**EXERCISES TO COMPLETE:**
1) According to the conclusion, which model did the new approach outperform on both the real and simulated data when a small shift was allowed in mapping breakpoints?
2) Decide whether each statement agrees with the conclusion, answering yes or no and quoting the words that settle it: (a) Almost all HMMs for aCGH are first-order Markov models. (b) On the real dataset, the new approach reported more false positives than CBS. (c) CBS has been shown to generally perform worse than other algorithms on simulated data.

**GIVEN TEXT:**
5. Conclusion and Discussions

The problem of detecting copy number variations has drawn much attention in recent years and many approaches have been proposed to solve the problem. Among these computational developments, CBS has gained much popularity and it has been shown that it generally performs better than other algorithms on simulated data.¹⁴ However, as shown in the original paper (as well as rediscovered by our experiments), CBS has reported many more false positives on copy number changes in the standard Coriell dataset identified by spectral karyotyping.¹¹ Another commonly used technique for segmentation is HMMs. HMM approaches have the advantage of performing parameter estimation and copy number decoding within one framework and its performance is expected to improve with more observations. Furthermore, Lai et al.¹⁷ have shown that HMMs performed the best for small aberrations given a sufficient signal/noise ratio. However, almost all HMMs for aCGH are first-order Markov models and thus cannot incorporate long region spatial correlations within data.

We have presented a novel computational model based on the theory of conditional random fields. We have also developed effective forward/backward algorithms within the conjugate gradient method for efficient computation of model parameters. We evaluated our approach using real data as well as simulated data, and results have shown our approach performed better than a Bayesian HMM on both datasets when a small shift is allowed while mapping breakpoints. Comparing with CBS, our approach has much less false positives on the real dataset. On the simulated data set, the performance of our approach is comparable to CBS, which has been shown to be the best among three popular segmentation approaches.

**RECORD EXCERPTS:**

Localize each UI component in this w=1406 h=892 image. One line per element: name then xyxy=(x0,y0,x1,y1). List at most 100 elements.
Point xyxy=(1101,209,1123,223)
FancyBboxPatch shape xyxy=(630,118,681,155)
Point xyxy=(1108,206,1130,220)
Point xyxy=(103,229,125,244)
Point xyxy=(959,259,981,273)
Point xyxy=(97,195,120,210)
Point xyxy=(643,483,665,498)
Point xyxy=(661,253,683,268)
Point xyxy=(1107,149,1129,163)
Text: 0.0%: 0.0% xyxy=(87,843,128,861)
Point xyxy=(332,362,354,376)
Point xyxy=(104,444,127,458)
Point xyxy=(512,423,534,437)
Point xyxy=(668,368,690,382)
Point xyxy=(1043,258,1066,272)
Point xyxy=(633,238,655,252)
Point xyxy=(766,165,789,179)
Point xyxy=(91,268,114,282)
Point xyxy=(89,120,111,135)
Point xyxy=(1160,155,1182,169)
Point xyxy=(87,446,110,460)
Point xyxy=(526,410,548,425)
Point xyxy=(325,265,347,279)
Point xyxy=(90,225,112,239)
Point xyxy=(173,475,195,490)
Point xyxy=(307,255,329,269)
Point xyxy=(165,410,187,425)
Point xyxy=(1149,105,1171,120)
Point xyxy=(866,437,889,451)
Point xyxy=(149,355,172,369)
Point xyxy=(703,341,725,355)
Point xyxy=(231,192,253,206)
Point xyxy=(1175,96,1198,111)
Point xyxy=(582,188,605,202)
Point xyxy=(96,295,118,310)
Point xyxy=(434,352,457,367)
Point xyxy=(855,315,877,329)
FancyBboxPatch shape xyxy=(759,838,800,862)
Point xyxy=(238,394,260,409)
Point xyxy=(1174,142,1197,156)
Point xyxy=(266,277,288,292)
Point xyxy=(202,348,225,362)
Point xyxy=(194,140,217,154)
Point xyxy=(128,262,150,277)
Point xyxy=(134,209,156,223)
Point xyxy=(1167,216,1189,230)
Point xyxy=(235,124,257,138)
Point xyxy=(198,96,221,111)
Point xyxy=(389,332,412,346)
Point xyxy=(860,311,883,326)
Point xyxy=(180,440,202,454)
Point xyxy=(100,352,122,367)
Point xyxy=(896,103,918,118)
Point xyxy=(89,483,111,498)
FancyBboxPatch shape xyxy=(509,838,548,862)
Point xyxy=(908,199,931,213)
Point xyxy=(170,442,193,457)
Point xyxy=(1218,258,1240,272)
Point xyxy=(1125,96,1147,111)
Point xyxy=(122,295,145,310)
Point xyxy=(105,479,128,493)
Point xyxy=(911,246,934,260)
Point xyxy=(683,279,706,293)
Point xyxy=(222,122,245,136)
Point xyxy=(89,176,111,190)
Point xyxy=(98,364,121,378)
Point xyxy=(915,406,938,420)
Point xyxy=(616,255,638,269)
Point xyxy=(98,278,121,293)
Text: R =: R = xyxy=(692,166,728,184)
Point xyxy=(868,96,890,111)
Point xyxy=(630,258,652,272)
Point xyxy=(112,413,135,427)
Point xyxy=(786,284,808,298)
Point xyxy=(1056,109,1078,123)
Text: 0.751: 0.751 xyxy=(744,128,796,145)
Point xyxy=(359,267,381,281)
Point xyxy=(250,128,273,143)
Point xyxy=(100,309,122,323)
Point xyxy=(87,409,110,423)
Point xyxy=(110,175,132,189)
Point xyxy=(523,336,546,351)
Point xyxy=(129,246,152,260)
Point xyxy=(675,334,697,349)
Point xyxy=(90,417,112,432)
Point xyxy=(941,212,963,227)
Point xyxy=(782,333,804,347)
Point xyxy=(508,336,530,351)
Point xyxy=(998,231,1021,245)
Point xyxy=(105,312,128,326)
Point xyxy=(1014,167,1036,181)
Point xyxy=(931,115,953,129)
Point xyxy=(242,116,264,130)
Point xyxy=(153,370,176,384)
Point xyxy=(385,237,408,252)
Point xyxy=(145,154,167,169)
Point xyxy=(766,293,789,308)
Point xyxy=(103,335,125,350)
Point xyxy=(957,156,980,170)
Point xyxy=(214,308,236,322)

**SET OF ANSWERS:**
1) A Bayesian HMM.

2)
(a) Yes: "almost all HMMs for aCGH are first-order Markov models"
(b) No: "Comparing with CBS, our approach has much less false positives on the real dataset."
(c) No: "it generally performs better than other algorithms on simulated data"